Word for word the excuses Willis used this AM.
Is Willis' office paying you?
National knew what those 13 cancer treatments would cost ($70 million per year) and made the promise. They also knew how they were going to pay for them. It’s all detailed in National’s Policy document in which they outlined their promises: https://assets.nationbuilder.com/nationalparty/pages/18159/attachments/original/1692580225/Helping_more_Kiwis_fight_cancer.pdf?1692580225
You’ve got no idea what you’re talking about. The list of 13 cancer treatments to be funded is in the same linked document – it’s only 3 pages long, so you can’t miss it – with the indications for use.
Please stop your ignorant shilling.
Incognito.
"Ignorant shilling"
Recently involved with cancer treatment and provision of cancer drugs.
Do you think this is not going to happen here?
https://www.zerohedge.com/political/i-was-offered-assisted-dying-over-cancer-treatment-broken-canadian-healthcare-system
This parallels my experience here – and there is talk of extending 'euthanasia' legislation locally.
Quite likely some very delicate negotiations between Pharmac and drug companies involved have been derailed by 1) the Government 'promise' 2) the politically motivated shrieking.

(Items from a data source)
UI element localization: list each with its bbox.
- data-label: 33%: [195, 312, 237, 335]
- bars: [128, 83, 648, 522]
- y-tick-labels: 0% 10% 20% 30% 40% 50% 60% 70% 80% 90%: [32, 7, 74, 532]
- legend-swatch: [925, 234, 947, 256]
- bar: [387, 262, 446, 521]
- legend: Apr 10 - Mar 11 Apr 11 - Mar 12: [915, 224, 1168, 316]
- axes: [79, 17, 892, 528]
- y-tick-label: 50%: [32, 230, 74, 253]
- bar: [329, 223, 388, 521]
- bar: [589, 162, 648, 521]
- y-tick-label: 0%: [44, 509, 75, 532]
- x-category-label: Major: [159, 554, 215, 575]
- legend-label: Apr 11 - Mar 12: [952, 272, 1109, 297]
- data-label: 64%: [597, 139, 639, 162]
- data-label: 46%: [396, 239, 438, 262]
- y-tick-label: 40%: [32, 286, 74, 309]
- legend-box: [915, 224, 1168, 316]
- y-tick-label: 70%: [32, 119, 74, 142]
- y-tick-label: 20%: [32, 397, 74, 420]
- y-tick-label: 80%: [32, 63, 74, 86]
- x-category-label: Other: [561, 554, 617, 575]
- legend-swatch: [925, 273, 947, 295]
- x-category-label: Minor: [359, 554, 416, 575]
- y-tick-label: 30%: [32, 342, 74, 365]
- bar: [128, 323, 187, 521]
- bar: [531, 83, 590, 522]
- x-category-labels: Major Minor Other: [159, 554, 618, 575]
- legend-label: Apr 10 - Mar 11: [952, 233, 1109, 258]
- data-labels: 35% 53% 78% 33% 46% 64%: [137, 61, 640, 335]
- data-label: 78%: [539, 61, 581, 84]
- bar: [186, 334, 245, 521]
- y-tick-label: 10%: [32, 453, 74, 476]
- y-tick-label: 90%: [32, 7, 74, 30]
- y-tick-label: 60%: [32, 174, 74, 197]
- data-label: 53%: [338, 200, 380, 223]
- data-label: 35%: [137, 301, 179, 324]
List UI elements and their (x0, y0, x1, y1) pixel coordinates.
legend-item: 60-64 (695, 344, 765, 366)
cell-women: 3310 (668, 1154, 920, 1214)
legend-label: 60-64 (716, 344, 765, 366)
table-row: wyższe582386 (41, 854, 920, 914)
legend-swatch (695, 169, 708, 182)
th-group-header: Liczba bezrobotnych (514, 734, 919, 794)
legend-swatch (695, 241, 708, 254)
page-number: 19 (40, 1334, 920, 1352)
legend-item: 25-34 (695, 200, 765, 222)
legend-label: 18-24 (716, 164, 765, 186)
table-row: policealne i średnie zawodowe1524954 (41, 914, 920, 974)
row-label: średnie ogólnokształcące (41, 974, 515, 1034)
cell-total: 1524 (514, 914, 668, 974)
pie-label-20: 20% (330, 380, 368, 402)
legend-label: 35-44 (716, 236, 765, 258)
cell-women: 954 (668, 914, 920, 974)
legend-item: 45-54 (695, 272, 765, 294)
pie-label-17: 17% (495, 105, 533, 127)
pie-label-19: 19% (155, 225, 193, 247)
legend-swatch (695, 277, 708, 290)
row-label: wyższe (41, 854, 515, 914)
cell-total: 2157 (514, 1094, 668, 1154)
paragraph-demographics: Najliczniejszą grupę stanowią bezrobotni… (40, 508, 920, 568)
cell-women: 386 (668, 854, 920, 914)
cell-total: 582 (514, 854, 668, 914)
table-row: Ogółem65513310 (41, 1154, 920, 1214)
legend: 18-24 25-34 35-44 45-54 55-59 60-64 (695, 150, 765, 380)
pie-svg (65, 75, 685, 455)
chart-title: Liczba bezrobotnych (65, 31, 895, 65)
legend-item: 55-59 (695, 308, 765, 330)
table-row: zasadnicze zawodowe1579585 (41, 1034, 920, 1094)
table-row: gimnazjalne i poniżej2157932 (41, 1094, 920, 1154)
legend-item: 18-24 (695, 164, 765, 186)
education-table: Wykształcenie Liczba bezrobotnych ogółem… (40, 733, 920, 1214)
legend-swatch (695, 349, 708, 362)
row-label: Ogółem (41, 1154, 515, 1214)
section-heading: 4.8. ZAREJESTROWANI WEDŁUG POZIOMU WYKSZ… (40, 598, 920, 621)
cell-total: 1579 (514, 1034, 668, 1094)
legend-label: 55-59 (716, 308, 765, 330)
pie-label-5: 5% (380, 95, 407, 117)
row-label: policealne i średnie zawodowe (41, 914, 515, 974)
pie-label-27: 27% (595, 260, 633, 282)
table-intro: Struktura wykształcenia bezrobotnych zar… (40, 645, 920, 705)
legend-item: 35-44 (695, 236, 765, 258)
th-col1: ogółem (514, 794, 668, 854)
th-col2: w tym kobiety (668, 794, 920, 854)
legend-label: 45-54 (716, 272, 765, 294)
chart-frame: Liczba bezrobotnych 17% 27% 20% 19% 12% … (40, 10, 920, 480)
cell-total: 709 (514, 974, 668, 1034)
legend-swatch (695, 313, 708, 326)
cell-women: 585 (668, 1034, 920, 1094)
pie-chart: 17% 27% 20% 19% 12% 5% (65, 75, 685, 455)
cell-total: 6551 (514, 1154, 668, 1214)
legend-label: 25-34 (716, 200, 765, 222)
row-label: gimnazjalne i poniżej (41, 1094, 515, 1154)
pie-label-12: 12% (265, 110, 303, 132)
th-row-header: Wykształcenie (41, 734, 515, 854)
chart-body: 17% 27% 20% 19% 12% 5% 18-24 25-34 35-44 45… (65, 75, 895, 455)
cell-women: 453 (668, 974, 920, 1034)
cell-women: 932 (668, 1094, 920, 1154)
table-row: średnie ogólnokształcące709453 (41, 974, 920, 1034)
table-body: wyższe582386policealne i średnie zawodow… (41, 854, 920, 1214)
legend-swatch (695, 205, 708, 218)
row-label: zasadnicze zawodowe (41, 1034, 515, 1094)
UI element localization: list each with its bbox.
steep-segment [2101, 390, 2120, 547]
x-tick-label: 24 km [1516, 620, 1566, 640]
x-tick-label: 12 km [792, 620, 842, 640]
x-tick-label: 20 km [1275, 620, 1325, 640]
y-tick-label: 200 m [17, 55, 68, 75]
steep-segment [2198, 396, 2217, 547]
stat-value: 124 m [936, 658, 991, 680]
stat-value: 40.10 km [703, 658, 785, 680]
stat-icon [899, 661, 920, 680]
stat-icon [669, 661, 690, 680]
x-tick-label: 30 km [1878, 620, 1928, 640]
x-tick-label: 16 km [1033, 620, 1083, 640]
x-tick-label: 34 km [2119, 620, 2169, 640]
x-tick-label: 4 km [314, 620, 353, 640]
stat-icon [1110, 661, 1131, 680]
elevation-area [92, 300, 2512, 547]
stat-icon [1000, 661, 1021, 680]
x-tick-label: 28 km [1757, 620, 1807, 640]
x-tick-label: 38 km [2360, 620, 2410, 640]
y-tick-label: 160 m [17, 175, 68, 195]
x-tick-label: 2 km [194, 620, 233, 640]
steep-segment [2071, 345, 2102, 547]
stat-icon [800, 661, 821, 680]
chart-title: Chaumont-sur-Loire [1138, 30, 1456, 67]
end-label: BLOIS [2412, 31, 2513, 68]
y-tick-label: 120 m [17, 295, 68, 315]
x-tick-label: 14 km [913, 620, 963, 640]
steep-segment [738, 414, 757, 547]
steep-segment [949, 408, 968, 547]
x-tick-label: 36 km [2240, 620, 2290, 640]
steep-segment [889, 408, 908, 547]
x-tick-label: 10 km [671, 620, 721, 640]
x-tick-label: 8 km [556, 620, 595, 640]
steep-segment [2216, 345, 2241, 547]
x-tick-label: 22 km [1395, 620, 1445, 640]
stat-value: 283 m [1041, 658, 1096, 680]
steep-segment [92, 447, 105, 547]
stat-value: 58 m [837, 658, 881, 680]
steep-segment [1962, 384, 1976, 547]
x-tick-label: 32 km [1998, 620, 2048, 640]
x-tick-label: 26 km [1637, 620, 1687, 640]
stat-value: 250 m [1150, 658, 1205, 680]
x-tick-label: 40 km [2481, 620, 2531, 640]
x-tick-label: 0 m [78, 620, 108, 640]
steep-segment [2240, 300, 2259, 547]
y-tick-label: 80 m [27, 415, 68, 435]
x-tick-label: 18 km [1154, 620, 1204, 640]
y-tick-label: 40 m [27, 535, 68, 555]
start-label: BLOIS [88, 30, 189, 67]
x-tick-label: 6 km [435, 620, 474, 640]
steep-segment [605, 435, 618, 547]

PROBLEM DETAILS:
Repeat the part of the comment thread on cancer drug funding from "Word for word" to "your ignorant shilling.".

WRITTEN SOLUTION:
Word for word the excuses Willis used this AM.
Is Willis' office paying you?
National knew what those 13 cancer treatments would cost ($70 million per year) and made the promise. They also knew how they were going to pay for them. It’s all detailed in National’s Policy document in which they outlined their promises: https://assets.nationbuilder.com/nationalparty/pages/18159/attachments/original/1692580225/Helping_more_Kiwis_fight_cancer.pdf?1692580225
You’ve got no idea what you’re talking about. The list of 13 cancer treatments to be funded is in the same linked document – it’s only 3 pages long, so you can’t miss it – with the indications for use.
Please stop your ignorant shilling.